_Tasks_.
**1.** Reproduce word for word the part of the commentary on Israel and Gaza starting at "There are lots" and ending at "just as dead.".
**2.** In the commentary on Israel and Gaza, which body determined that Israel may be guilty of war crimes?
**3.** Continue the commentary on Israel and Gaza from its final sentence.

_Selected text_.
+++
There are lots of tunnels under New York and Los Angeles – subways, infrastructure access, drains and more. Many have the ladders and power cables so proudly displayed by Israeli forces under Al-Shifa.

Even if information is incorrect – a Hamas spokesperson denied there was any senior commander at the hospital complex – if there is no terrorist hidden in my neighbor’s basement, I am just as dead.

Given the “high number of civilian casualties and the scale of destruction” following Israeli airstrikes on refugees, an exodus they drove, the UN human rights office has determined that Israel may be guilty of war crimes driving growing demands for International Criminal Court action.

There is no easy answer, no clear right and wrong, and that in itself is sleep-disrupting. And if I, removed from decision-making on the situation, am so disturbed, think about how gut-wrenching it is to be on the front lines be they in Israel or the State Department.

The American dream inverted – the sense of helplessness overwhelming.

Not being in control, not having any control, is psychologically debilitating. And therein lies the real danger. With all strictures of normal society removed, anything can happen.Our worst nightmares for several generations to come as those who grew up in this horror will suffer from PTSD throughout their lives.

The Israeli occupation, tacitly approved by most western governments whose non-outrage has been unrelentingly in unqualified support for the settlers on the West Bank and the suppression of any hope Palestinians have for a future. Violence has become the only way to attract the world’s attention.

Just as ongoing protests against our own politicians may be the only way to get their attention and turn them away from unconditional support for the genocidal government now ruling Israel.

Franklin Delano Roosevelt famously pointed out that there is nothing to fear but fear itself.

Ongoing murder by a trained space age military of primitive communities because terrorists using Vietnam-vintage tactics on their oppressors are embedded in places that should be safe havens – hospitals, schools, places of worship, one’s own home – only spurs further backlash.

If it was your child bleeding to death in your arms, what wouldn’t you do?

All actions have consequences – the Hamas incursion was a direct result of Israeli actions, pressure that increased until it became unbearable.

The United States should be actively pushing the entire world to engage with the humanity of the Palestinian people. Their resistance, both the intifadas and spin-off terrorist organizations, arose from the desperation of a perennially oppressed people.
+++
_Dataset records_.

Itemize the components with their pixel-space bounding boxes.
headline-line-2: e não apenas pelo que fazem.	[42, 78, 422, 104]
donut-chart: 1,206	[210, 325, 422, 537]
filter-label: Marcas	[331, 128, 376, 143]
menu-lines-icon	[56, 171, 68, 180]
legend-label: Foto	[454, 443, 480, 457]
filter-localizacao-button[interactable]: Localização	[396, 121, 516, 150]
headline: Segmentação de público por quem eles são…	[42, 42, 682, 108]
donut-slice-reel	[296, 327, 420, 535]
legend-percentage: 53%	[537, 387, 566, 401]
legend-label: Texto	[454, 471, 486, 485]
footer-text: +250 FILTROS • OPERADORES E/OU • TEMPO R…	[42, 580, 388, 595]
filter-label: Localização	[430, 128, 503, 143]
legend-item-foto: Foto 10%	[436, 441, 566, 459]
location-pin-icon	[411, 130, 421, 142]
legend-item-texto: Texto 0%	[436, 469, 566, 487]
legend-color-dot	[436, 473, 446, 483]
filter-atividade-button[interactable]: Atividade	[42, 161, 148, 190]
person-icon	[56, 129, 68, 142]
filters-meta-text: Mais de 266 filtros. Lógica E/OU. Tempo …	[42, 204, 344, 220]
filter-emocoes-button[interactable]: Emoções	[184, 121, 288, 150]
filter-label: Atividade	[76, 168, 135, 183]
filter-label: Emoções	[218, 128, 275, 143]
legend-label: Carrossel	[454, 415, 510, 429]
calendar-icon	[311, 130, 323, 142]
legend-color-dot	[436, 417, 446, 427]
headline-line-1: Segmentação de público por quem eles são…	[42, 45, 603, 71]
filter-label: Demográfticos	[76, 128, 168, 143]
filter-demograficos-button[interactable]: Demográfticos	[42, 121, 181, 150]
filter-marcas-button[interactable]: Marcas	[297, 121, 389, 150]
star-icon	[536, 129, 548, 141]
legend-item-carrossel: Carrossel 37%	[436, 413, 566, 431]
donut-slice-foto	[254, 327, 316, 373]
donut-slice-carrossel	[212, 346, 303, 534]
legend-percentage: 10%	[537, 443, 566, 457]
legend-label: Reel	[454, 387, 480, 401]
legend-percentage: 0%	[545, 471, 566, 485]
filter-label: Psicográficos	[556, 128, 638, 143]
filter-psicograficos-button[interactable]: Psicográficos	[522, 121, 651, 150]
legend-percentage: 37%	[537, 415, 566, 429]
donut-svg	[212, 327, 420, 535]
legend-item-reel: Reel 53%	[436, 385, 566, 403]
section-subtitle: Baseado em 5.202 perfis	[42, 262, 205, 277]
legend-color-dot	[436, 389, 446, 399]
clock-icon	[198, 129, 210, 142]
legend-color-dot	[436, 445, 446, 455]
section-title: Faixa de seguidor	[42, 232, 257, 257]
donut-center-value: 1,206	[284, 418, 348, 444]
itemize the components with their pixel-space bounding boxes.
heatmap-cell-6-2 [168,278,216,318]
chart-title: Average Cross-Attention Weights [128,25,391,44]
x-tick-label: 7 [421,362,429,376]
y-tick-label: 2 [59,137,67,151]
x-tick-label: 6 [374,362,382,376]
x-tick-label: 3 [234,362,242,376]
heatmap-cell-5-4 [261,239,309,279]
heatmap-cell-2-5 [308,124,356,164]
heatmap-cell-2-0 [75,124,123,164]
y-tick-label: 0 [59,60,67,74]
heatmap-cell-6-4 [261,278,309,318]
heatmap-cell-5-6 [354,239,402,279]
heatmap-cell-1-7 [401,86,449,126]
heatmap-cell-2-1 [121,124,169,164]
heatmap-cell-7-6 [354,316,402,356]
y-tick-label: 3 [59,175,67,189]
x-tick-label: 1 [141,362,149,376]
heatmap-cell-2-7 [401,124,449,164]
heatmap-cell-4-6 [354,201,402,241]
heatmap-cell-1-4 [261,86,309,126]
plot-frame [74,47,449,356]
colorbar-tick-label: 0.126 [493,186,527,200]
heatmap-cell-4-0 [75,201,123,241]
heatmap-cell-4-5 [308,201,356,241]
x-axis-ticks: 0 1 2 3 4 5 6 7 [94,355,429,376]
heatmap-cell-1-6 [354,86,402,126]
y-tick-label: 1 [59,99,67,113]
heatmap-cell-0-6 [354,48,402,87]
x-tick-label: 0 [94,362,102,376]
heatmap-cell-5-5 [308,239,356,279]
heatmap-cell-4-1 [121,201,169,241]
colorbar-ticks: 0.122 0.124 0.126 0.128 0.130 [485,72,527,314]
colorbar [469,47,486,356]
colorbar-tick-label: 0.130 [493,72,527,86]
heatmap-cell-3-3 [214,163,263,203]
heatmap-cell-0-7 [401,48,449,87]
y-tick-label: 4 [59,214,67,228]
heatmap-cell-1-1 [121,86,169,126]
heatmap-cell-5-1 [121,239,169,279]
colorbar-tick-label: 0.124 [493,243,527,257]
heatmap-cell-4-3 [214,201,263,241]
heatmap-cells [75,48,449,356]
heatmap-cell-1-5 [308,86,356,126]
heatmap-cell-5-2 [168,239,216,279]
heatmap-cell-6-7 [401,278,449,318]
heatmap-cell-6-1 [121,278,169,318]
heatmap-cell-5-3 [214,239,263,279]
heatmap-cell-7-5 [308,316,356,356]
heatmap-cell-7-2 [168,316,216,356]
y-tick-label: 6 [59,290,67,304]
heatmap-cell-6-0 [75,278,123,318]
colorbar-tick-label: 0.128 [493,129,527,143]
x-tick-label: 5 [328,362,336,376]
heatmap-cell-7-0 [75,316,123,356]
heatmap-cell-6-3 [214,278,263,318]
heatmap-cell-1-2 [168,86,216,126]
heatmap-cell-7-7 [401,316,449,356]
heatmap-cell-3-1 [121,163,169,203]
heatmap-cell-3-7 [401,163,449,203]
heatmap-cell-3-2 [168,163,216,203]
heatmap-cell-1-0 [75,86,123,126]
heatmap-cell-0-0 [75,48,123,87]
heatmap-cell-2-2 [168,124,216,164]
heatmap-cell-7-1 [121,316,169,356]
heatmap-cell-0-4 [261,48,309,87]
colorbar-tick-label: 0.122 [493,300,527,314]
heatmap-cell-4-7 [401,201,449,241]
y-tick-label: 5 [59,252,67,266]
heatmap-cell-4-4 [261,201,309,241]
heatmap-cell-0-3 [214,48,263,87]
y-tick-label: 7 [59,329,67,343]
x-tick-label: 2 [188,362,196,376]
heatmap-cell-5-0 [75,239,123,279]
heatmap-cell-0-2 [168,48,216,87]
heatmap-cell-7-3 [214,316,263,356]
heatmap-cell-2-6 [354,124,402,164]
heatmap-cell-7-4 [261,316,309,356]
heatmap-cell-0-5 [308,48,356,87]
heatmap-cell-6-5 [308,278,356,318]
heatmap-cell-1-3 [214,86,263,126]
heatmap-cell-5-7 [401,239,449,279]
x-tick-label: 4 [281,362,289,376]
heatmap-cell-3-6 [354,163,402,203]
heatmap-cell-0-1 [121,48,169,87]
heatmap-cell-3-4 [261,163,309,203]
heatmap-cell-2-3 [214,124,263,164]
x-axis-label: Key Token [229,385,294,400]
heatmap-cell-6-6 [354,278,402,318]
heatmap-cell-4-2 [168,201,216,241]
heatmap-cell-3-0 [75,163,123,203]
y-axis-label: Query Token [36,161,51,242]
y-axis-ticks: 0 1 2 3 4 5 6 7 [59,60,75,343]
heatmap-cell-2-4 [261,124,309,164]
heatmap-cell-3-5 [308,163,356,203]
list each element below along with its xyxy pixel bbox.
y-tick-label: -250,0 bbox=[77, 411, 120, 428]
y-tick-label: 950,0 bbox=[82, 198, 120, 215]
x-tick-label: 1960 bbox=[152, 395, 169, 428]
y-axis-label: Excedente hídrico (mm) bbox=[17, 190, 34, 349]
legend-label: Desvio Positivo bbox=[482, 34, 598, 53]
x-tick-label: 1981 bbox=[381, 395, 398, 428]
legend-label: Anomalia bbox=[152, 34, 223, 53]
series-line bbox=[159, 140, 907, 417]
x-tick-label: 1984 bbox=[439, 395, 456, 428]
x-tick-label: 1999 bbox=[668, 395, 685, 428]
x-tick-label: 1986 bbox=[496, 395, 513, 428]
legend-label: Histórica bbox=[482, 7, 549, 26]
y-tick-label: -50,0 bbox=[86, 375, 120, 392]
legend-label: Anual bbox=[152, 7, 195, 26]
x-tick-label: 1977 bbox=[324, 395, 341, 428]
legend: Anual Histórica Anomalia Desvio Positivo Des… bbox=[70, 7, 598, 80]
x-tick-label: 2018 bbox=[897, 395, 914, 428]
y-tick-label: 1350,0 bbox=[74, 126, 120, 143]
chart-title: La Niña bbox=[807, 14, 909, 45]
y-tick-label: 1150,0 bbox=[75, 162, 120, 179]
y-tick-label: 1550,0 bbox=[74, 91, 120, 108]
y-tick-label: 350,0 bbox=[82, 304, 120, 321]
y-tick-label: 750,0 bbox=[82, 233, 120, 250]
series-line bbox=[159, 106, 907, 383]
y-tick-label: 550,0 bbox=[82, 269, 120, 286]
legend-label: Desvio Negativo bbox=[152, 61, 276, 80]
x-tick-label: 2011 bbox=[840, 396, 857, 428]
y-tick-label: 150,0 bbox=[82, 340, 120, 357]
+++
_Responses per task_.
**1.**
There are lots of tunnels under New York and Los Angeles – subways, infrastructure access, drains and more. Many have the ladders and power cables so proudly displayed by Israeli forces under Al-Shifa.

Even if information is incorrect – a Hamas spokesperson denied there was any senior commander at the hospital complex – if there is no terrorist hidden in my neighbor’s basement, I am just as dead.

**2.** The UN human rights office.

**3.**
To reverse the paradigm, the world needs to create a place for the people of Gaza and the West Bank where everyone has value, where Israelis treat Palestinians, all Palestinians, with respect and kindness.

Shift attitudes to one where all people are assumed to have the same intrinsic worth as each other.

When perceived through a lens of love and compassion, people see each other differently and will respond with the same love and respect.

Punishment and oppression will always breed resistance, but kindness brings out the best in everyone and, as it grows, multiplies and reinforces positive behavior.

Many native traditions around the world clearly delineate ethical behavior: fighting is only justified when the cause is just. A good warrior is one who goes into battle with a heavy heart because there is no other action and that all peaceful means of resolution have failed.

What will be the consequences of America’s overweening sense of rightness that is so wrong, the absolute denial of its manipulation by a small country that it once championed when it was right to do so?

Has the dream that birthed the United States now become the nightmare of a blind bully, a Golem, who unflinchingly follows Israel’s lead, destroying its own image here and abroad?

(Liz Amsden is a contributor to CityWatch and an activist from Northeast Los Angeles with opinions on much of what goes on in our lives. She has written extensively on the City's budget and services as well as her many other interests and passions. In her real life she works on budgets for film and television where fiction can rarely be as strange as the truth of living in today's world.)